Übungsaufgabe - Gib bitte den Abschnitt der Daten von der Zeile mit "List all visible" bis einschließlich der Zeile mit "auto-detect-checkbox[interactable] <box>107 263" erneut wieder und ersetze darin "page-subtitle" durch "page-caption", ohne sonst etwas zu ändern. Lass die Bilder in deiner Antwort weg.

Daten zur Aufgabe -
★ ★ ★ ★

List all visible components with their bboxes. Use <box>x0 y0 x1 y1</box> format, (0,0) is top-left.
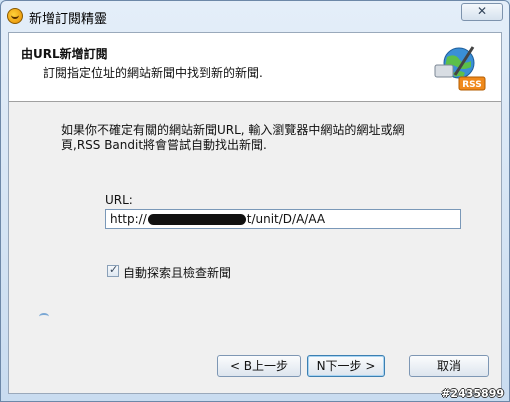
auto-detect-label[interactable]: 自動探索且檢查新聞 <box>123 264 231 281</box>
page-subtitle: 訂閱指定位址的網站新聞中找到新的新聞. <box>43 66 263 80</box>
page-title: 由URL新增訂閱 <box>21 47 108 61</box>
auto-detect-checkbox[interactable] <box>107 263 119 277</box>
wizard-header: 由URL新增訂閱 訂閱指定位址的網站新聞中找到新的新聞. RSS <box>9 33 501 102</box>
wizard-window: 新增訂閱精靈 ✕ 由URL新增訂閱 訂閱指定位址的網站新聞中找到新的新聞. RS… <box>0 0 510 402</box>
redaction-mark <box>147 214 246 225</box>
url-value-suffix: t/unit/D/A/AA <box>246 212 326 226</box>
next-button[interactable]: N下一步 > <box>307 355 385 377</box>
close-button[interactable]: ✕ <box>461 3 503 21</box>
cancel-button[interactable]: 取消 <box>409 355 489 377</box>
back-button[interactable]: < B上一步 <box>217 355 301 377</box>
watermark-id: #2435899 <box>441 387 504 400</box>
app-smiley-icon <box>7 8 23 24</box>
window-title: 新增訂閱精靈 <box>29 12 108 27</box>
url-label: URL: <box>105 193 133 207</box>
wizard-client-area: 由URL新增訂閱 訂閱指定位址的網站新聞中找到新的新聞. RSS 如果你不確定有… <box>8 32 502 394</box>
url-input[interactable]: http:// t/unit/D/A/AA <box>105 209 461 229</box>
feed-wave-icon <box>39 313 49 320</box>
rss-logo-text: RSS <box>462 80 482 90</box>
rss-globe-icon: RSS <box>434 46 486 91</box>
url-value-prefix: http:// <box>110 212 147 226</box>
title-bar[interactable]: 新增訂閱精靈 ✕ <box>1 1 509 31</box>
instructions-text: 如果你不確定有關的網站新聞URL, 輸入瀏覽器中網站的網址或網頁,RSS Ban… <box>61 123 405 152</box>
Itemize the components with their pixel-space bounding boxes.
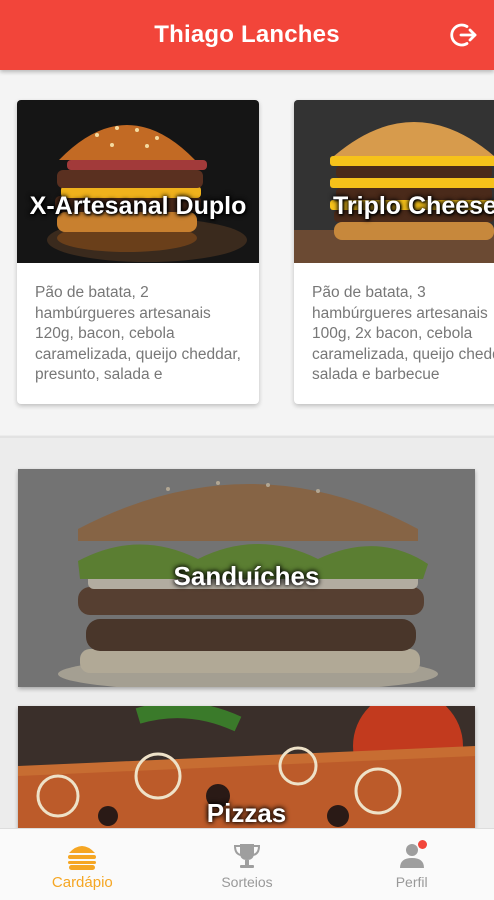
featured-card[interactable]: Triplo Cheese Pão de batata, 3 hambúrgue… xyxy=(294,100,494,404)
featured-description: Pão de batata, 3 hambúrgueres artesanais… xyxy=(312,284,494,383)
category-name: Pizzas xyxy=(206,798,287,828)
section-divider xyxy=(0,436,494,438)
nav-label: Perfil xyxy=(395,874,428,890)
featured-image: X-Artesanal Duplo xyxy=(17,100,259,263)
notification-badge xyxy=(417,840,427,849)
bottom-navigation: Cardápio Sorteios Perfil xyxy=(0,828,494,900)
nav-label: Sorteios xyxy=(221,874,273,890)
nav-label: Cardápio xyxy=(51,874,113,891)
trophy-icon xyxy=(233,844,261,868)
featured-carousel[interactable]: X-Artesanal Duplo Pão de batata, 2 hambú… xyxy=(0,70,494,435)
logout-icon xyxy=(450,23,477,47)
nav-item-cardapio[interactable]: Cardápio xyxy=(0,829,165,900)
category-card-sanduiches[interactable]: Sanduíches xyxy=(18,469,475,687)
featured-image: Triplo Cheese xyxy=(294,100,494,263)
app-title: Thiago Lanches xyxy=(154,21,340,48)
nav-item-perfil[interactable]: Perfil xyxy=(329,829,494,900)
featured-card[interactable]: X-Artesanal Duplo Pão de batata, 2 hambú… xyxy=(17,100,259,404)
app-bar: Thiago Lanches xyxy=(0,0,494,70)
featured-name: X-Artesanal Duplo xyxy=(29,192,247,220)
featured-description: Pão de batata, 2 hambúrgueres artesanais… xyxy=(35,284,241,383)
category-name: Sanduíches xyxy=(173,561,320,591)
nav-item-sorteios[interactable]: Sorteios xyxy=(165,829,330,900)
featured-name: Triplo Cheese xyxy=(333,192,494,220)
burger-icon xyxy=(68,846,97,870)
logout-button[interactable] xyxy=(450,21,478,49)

★ ★ ★ ★

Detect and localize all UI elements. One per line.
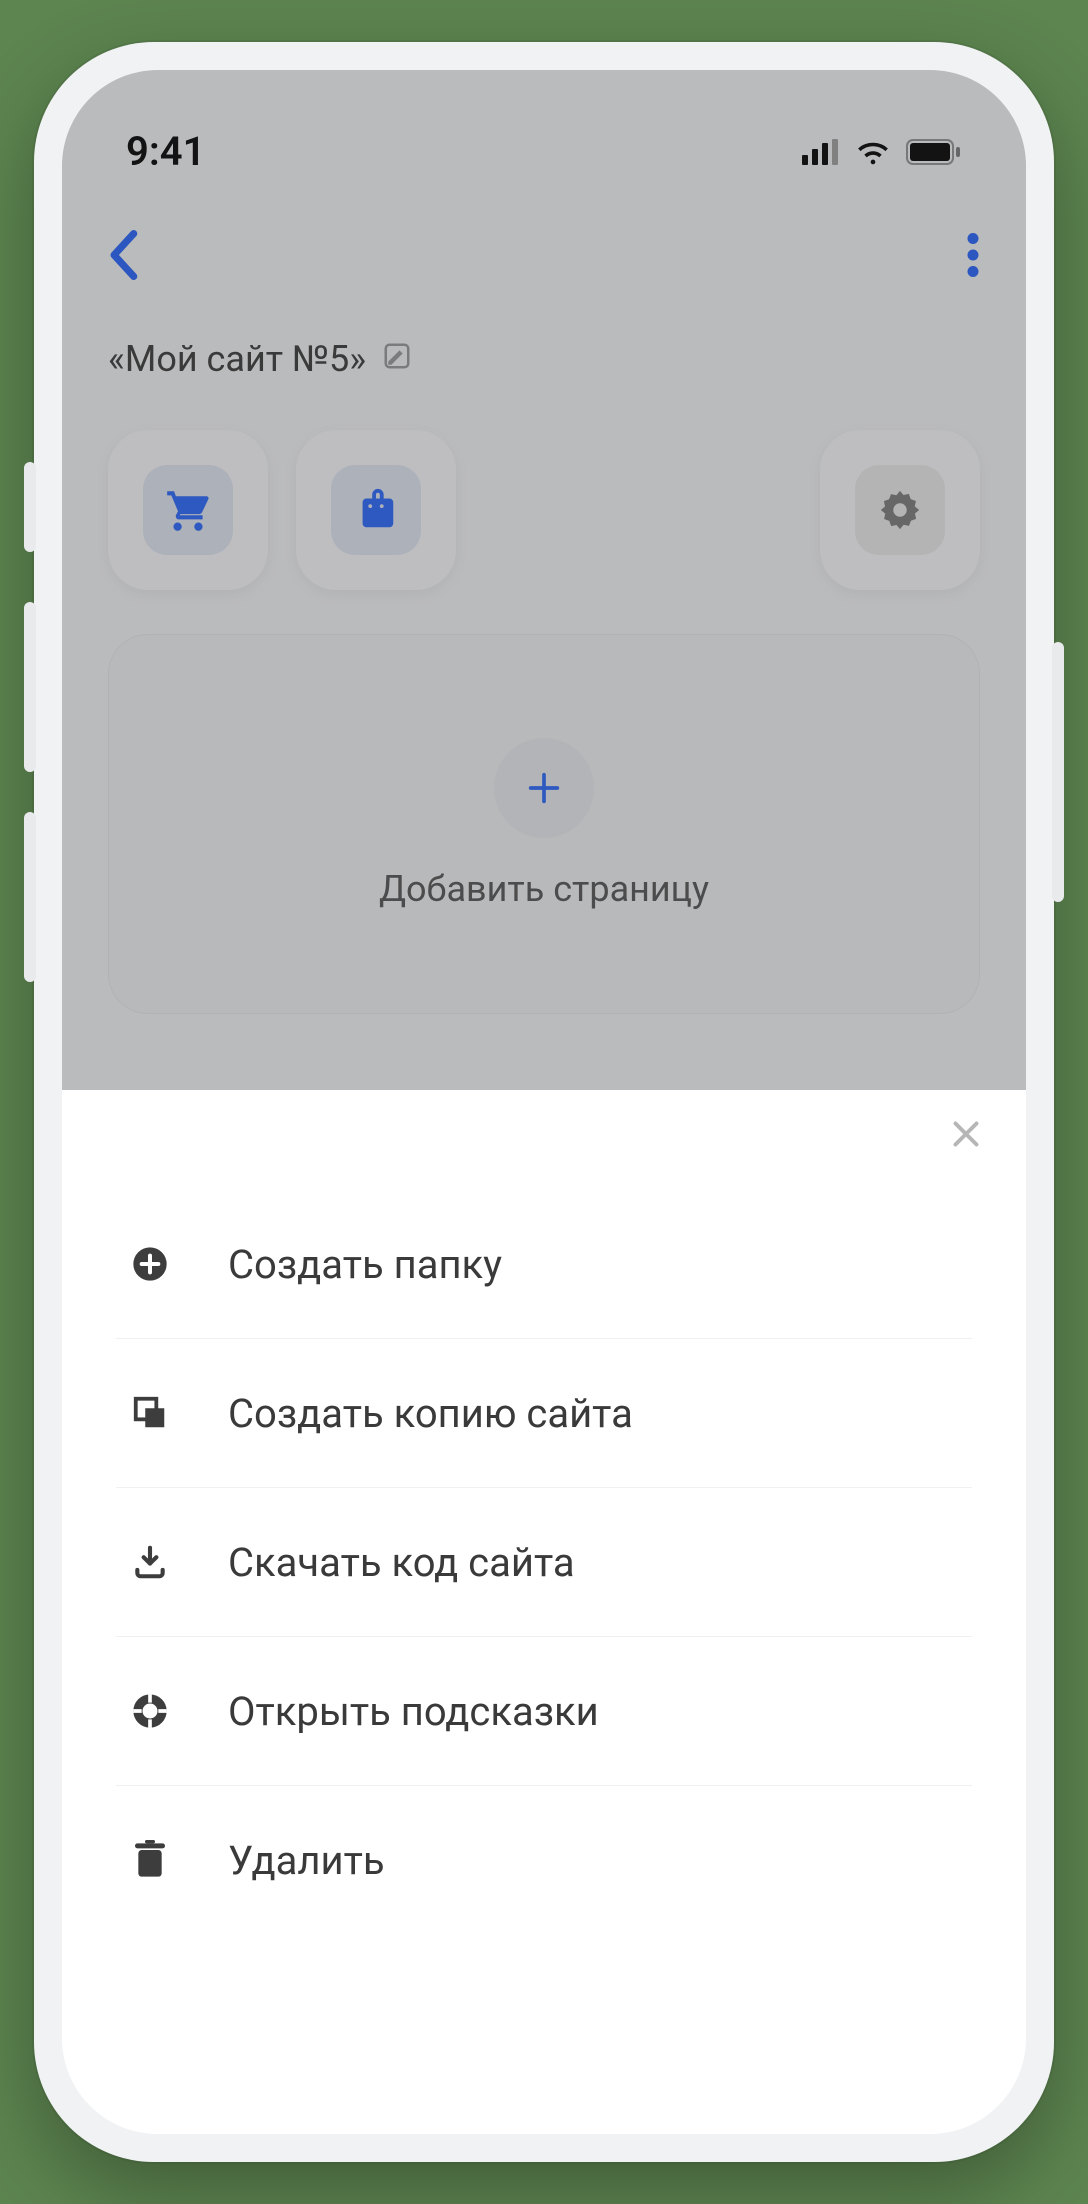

★ ★ ★ ★

Richtige Antwort -
List all visible components with their bboxes. Use <box>x0 y0 x1 y1</box> format, (0,0) is top-left.
auto-detect-label[interactable]: 自動探索且檢查新聞 <box>123 264 231 281</box>
page-caption: 訂閱指定位址的網站新聞中找到新的新聞. <box>43 66 263 80</box>
page-title: 由URL新增訂閱 <box>21 47 108 61</box>
auto-detect-checkbox[interactable] <box>107 263 119 277</box>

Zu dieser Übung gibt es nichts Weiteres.